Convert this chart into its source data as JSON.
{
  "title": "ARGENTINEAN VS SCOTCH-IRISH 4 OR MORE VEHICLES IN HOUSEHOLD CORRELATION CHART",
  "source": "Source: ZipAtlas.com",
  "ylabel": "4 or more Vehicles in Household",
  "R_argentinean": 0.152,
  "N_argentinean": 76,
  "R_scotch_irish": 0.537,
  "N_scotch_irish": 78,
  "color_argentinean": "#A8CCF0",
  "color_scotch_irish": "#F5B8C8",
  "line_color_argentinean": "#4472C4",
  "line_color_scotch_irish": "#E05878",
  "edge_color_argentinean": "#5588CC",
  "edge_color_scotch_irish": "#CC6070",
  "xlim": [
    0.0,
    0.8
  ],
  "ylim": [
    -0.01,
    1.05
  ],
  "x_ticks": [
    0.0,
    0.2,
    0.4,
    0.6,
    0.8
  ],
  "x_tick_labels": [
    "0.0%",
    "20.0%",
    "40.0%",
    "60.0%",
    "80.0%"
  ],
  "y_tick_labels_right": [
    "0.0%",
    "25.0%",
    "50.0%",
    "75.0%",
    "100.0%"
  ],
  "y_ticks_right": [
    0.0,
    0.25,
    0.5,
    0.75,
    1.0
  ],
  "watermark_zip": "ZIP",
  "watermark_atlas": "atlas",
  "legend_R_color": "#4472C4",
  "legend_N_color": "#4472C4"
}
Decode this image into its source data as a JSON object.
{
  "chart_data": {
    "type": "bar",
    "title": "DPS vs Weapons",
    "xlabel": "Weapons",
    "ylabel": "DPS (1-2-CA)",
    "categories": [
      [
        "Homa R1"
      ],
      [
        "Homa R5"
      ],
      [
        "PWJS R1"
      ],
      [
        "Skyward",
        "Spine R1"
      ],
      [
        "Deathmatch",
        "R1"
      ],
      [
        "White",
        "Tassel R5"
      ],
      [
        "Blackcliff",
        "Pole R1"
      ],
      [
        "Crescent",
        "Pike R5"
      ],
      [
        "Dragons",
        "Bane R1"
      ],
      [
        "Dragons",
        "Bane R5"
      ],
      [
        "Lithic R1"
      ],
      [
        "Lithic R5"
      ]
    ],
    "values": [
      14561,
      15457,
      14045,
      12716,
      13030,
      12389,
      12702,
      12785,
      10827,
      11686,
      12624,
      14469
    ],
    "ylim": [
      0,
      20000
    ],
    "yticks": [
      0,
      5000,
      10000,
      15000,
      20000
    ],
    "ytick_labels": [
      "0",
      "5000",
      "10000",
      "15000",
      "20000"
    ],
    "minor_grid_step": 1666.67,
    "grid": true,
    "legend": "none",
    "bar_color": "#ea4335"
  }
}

---

From the material given, work out how many lines hold the string "this"; state that number and nothing further.

2